• DATA SUPPLIED
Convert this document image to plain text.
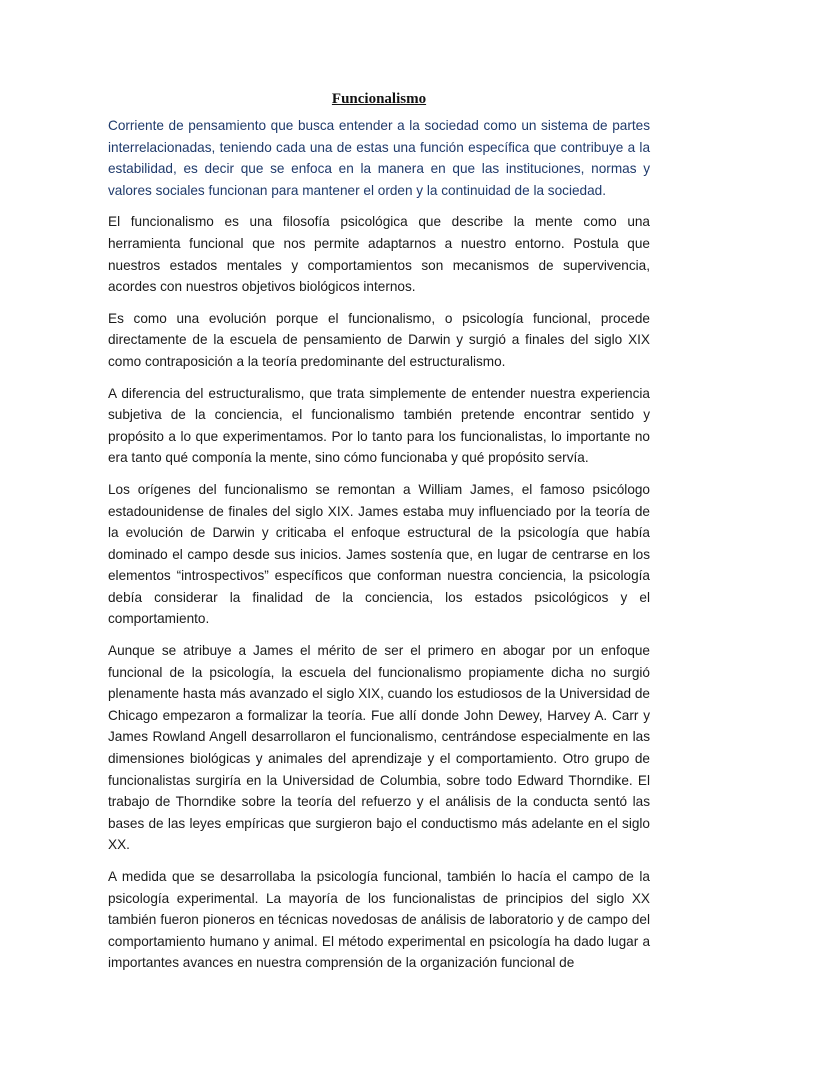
Funcionalismo

Corriente de pensamiento que busca entender a la sociedad como un sistema de partes interrelacionadas, teniendo cada una de estas una función específica que contribuye a la estabilidad, es decir que se enfoca en la manera en que las instituciones, normas y valores sociales funcionan para mantener el orden y la continuidad de la sociedad.

El funcionalismo es una filosofía psicológica que describe la mente como una herramienta funcional que nos permite adaptarnos a nuestro entorno. Postula que nuestros estados mentales y comportamientos son mecanismos de supervivencia, acordes con nuestros objetivos biológicos internos.

Es como una evolución porque el funcionalismo, o psicología funcional, procede directamente de la escuela de pensamiento de Darwin y surgió a finales del siglo XIX como contraposición a la teoría predominante del estructuralismo.

A diferencia del estructuralismo, que trata simplemente de entender nuestra experiencia subjetiva de la conciencia, el funcionalismo también pretende encontrar sentido y propósito a lo que experimentamos. Por lo tanto para los funcionalistas, lo importante no era tanto qué componía la mente, sino cómo funcionaba y qué propósito servía.

Los orígenes del funcionalismo se remontan a William James, el famoso psicólogo estadounidense de finales del siglo XIX. James estaba muy influenciado por la teoría de la evolución de Darwin y criticaba el enfoque estructural de la psicología que había dominado el campo desde sus inicios. James sostenía que, en lugar de centrarse en los elementos “introspectivos” específicos que conforman nuestra conciencia, la psicología debía considerar la finalidad de la conciencia, los estados psicológicos y el comportamiento.

Aunque se atribuye a James el mérito de ser el primero en abogar por un enfoque funcional de la psicología, la escuela del funcionalismo propiamente dicha no surgió plenamente hasta más avanzado el siglo XIX, cuando los estudiosos de la Universidad de Chicago empezaron a formalizar la teoría. Fue allí donde John Dewey, Harvey A. Carr y James Rowland Angell desarrollaron el funcionalismo, centrándose especialmente en las dimensiones biológicas y animales del aprendizaje y el comportamiento. Otro grupo de funcionalistas surgiría en la Universidad de Columbia, sobre todo Edward Thorndike. El trabajo de Thorndike sobre la teoría del refuerzo y el análisis de la conducta sentó las bases de las leyes empíricas que surgieron bajo el conductismo más adelante en el siglo XX.

A medida que se desarrollaba la psicología funcional, también lo hacía el campo de la psicología experimental. La mayoría de los funcionalistas de principios del siglo XX también fueron pioneros en técnicas novedosas de análisis de laboratorio y de campo del comportamiento humano y animal. El método experimental en psicología ha dado lugar a importantes avances en nuestra comprensión de la organización funcional de
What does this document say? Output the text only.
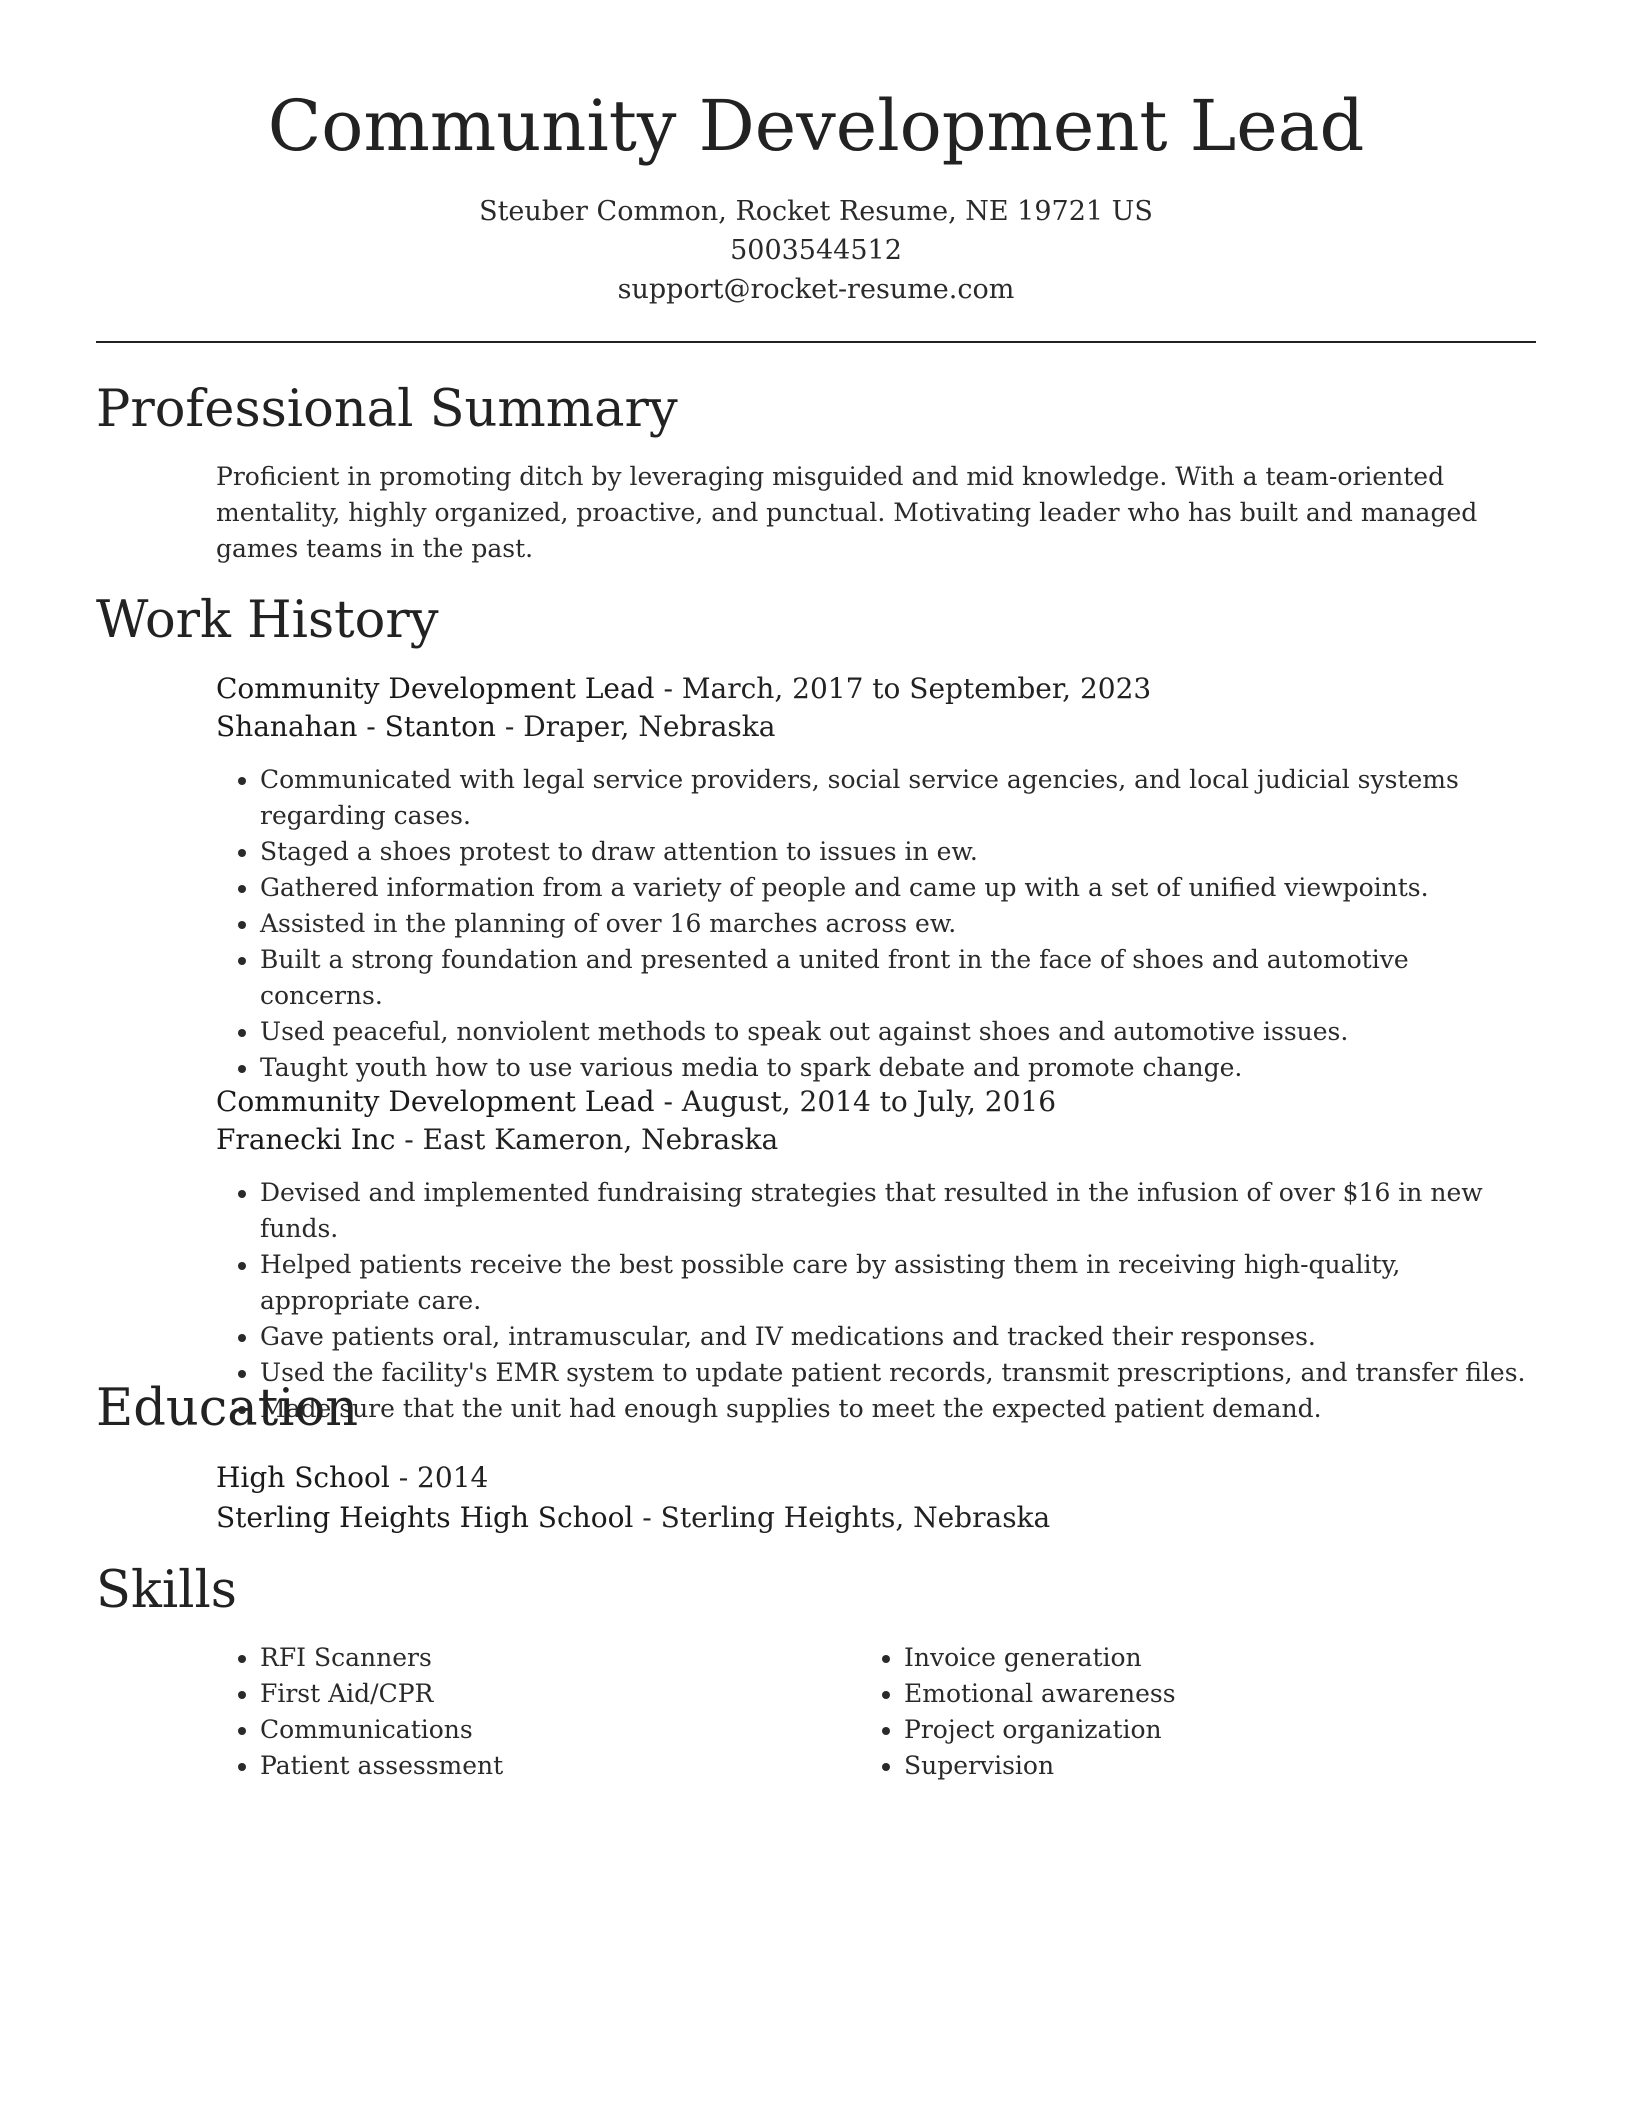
Community Development Lead

Steuber Common, Rocket Resume, NE 19721 US

5003544512

support@rocket-resume.com

Professional Summary

Proficient in promoting ditch by leveraging misguided and mid knowledge. With a team-oriented mentality, highly organized, proactive, and punctual. Motivating leader who has built and managed games teams in the past.

Work History

Community Development Lead - March, 2017 to September, 2023

Shanahan - Stanton - Draper, Nebraska

• Communicated with legal service providers, social service agencies, and local judicial systems regarding cases.
• Staged a shoes protest to draw attention to issues in ew.
• Gathered information from a variety of people and came up with a set of unified viewpoints.
• Assisted in the planning of over 16 marches across ew.
• Built a strong foundation and presented a united front in the face of shoes and automotive concerns.
• Used peaceful, nonviolent methods to speak out against shoes and automotive issues.
• Taught youth how to use various media to spark debate and promote change.

Community Development Lead - August, 2014 to July, 2016

Franecki Inc - East Kameron, Nebraska

• Devised and implemented fundraising strategies that resulted in the infusion of over $16 in new funds.
• Helped patients receive the best possible care by assisting them in receiving high-quality, appropriate care.
• Gave patients oral, intramuscular, and IV medications and tracked their responses.
• Used the facility's EMR system to update patient records, transmit prescriptions, and transfer files.
• Made sure that the unit had enough supplies to meet the expected patient demand.
Education

High School - 2014

Sterling Heights High School - Sterling Heights, Nebraska

Skills
• RFI Scanners
• First Aid/CPR
• Communications
• Patient assessment
• Invoice generation
• Emotional awareness
• Project organization
• Supervision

• THE TASK
Your copy should hold all the data word for word. It should hold no pictures.

• TASK SOLUTION
Convert this document image to plain text.
Funcionalismo

Corriente de pensamiento que busca entender a la sociedad como un sistema de partes interrelacionadas, teniendo cada una de estas una función específica que contribuye a la estabilidad, es decir que se enfoca en la manera en que las instituciones, normas y valores sociales funcionan para mantener el orden y la continuidad de la sociedad.

El funcionalismo es una filosofía psicológica que describe la mente como una herramienta funcional que nos permite adaptarnos a nuestro entorno. Postula que nuestros estados mentales y comportamientos son mecanismos de supervivencia, acordes con nuestros objetivos biológicos internos.

Es como una evolución porque el funcionalismo, o psicología funcional, procede directamente de la escuela de pensamiento de Darwin y surgió a finales del siglo XIX como contraposición a la teoría predominante del estructuralismo.

A diferencia del estructuralismo, que trata simplemente de entender nuestra experiencia subjetiva de la conciencia, el funcionalismo también pretende encontrar sentido y propósito a lo que experimentamos. Por lo tanto para los funcionalistas, lo importante no era tanto qué componía la mente, sino cómo funcionaba y qué propósito servía.

Los orígenes del funcionalismo se remontan a William James, el famoso psicólogo estadounidense de finales del siglo XIX. James estaba muy influenciado por la teoría de la evolución de Darwin y criticaba el enfoque estructural de la psicología que había dominado el campo desde sus inicios. James sostenía que, en lugar de centrarse en los elementos “introspectivos” específicos que conforman nuestra conciencia, la psicología debía considerar la finalidad de la conciencia, los estados psicológicos y el comportamiento.

Aunque se atribuye a James el mérito de ser el primero en abogar por un enfoque funcional de la psicología, la escuela del funcionalismo propiamente dicha no surgió plenamente hasta más avanzado el siglo XIX, cuando los estudiosos de la Universidad de Chicago empezaron a formalizar la teoría. Fue allí donde John Dewey, Harvey A. Carr y James Rowland Angell desarrollaron el funcionalismo, centrándose especialmente en las dimensiones biológicas y animales del aprendizaje y el comportamiento. Otro grupo de funcionalistas surgiría en la Universidad de Columbia, sobre todo Edward Thorndike. El trabajo de Thorndike sobre la teoría del refuerzo y el análisis de la conducta sentó las bases de las leyes empíricas que surgieron bajo el conductismo más adelante en el siglo XX.

A medida que se desarrollaba la psicología funcional, también lo hacía el campo de la psicología experimental. La mayoría de los funcionalistas de principios del siglo XX también fueron pioneros en técnicas novedosas de análisis de laboratorio y de campo del comportamiento humano y animal. El método experimental en psicología ha dado lugar a importantes avances en nuestra comprensión de la organización funcional de
What does this document say? Output the text only.
Community Development Lead

Steuber Common, Rocket Resume, NE 19721 US

5003544512

support@rocket-resume.com

Professional Summary

Proficient in promoting ditch by leveraging misguided and mid knowledge. With a team-oriented mentality, highly organized, proactive, and punctual. Motivating leader who has built and managed games teams in the past.

Work History

Community Development Lead - March, 2017 to September, 2023

Shanahan - Stanton - Draper, Nebraska

• Communicated with legal service providers, social service agencies, and local judicial systems regarding cases.
• Staged a shoes protest to draw attention to issues in ew.
• Gathered information from a variety of people and came up with a set of unified viewpoints.
• Assisted in the planning of over 16 marches across ew.
• Built a strong foundation and presented a united front in the face of shoes and automotive concerns.
• Used peaceful, nonviolent methods to speak out against shoes and automotive issues.
• Taught youth how to use various media to spark debate and promote change.

Community Development Lead - August, 2014 to July, 2016

Franecki Inc - East Kameron, Nebraska

• Devised and implemented fundraising strategies that resulted in the infusion of over $16 in new funds.
• Helped patients receive the best possible care by assisting them in receiving high-quality, appropriate care.
• Gave patients oral, intramuscular, and IV medications and tracked their responses.
• Used the facility's EMR system to update patient records, transmit prescriptions, and transfer files.
• Made sure that the unit had enough supplies to meet the expected patient demand.
Education

High School - 2014

Sterling Heights High School - Sterling Heights, Nebraska

Skills
• RFI Scanners
• First Aid/CPR
• Communications
• Patient assessment
• Invoice generation
• Emotional awareness
• Project organization
• Supervision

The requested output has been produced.